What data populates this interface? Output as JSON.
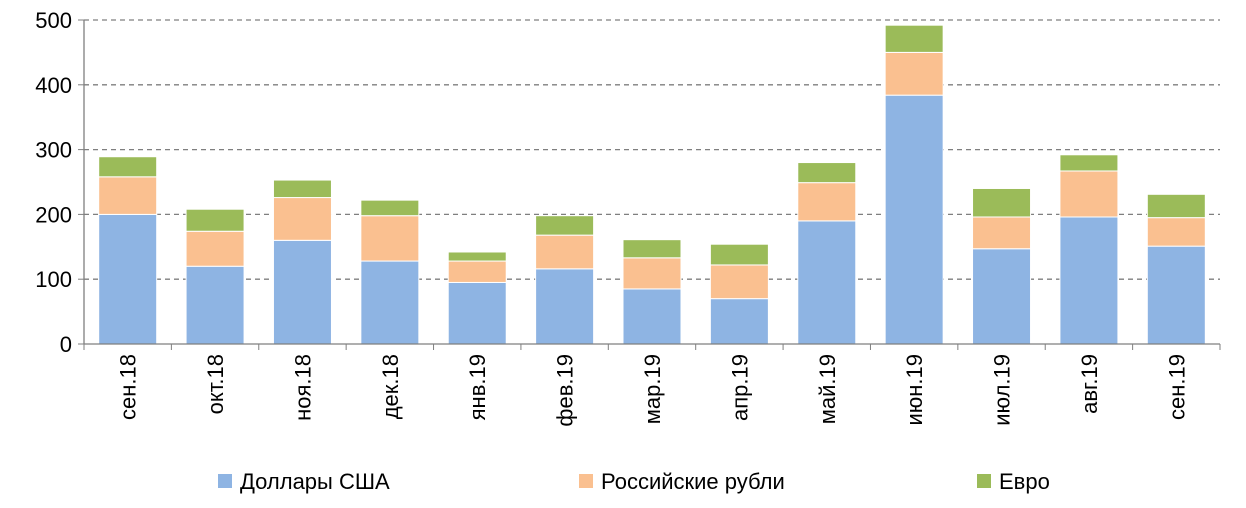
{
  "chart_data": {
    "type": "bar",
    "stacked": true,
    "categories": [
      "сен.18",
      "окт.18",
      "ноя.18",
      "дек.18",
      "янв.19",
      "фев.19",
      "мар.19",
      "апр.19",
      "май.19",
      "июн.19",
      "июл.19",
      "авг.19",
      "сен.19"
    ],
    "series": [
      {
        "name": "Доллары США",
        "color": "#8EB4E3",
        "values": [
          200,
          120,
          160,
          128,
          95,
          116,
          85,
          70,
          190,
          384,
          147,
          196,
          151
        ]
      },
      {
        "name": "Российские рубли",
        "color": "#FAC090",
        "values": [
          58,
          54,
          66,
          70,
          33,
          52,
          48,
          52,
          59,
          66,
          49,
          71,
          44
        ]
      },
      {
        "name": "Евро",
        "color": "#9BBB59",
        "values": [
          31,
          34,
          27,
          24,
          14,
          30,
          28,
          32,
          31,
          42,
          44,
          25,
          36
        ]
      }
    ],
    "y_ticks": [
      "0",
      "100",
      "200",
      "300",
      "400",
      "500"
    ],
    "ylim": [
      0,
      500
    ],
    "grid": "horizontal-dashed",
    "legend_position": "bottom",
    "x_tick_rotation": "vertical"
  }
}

*****

* **Requirements**
Output all of the records exactly as they appear above, but not the pictures.

* **Written response**
What data populates this interface? Output as JSON.
{
  "chart_data": {
    "type": "bar",
    "stacked": true,
    "categories": [
      "сен.18",
      "окт.18",
      "ноя.18",
      "дек.18",
      "янв.19",
      "фев.19",
      "мар.19",
      "апр.19",
      "май.19",
      "июн.19",
      "июл.19",
      "авг.19",
      "сен.19"
    ],
    "series": [
      {
        "name": "Доллары США",
        "color": "#8EB4E3",
        "values": [
          200,
          120,
          160,
          128,
          95,
          116,
          85,
          70,
          190,
          384,
          147,
          196,
          151
        ]
      },
      {
        "name": "Российские рубли",
        "color": "#FAC090",
        "values": [
          58,
          54,
          66,
          70,
          33,
          52,
          48,
          52,
          59,
          66,
          49,
          71,
          44
        ]
      },
      {
        "name": "Евро",
        "color": "#9BBB59",
        "values": [
          31,
          34,
          27,
          24,
          14,
          30,
          28,
          32,
          31,
          42,
          44,
          25,
          36
        ]
      }
    ],
    "y_ticks": [
      "0",
      "100",
      "200",
      "300",
      "400",
      "500"
    ],
    "ylim": [
      0,
      500
    ],
    "grid": "horizontal-dashed",
    "legend_position": "bottom",
    "x_tick_rotation": "vertical"
  }
}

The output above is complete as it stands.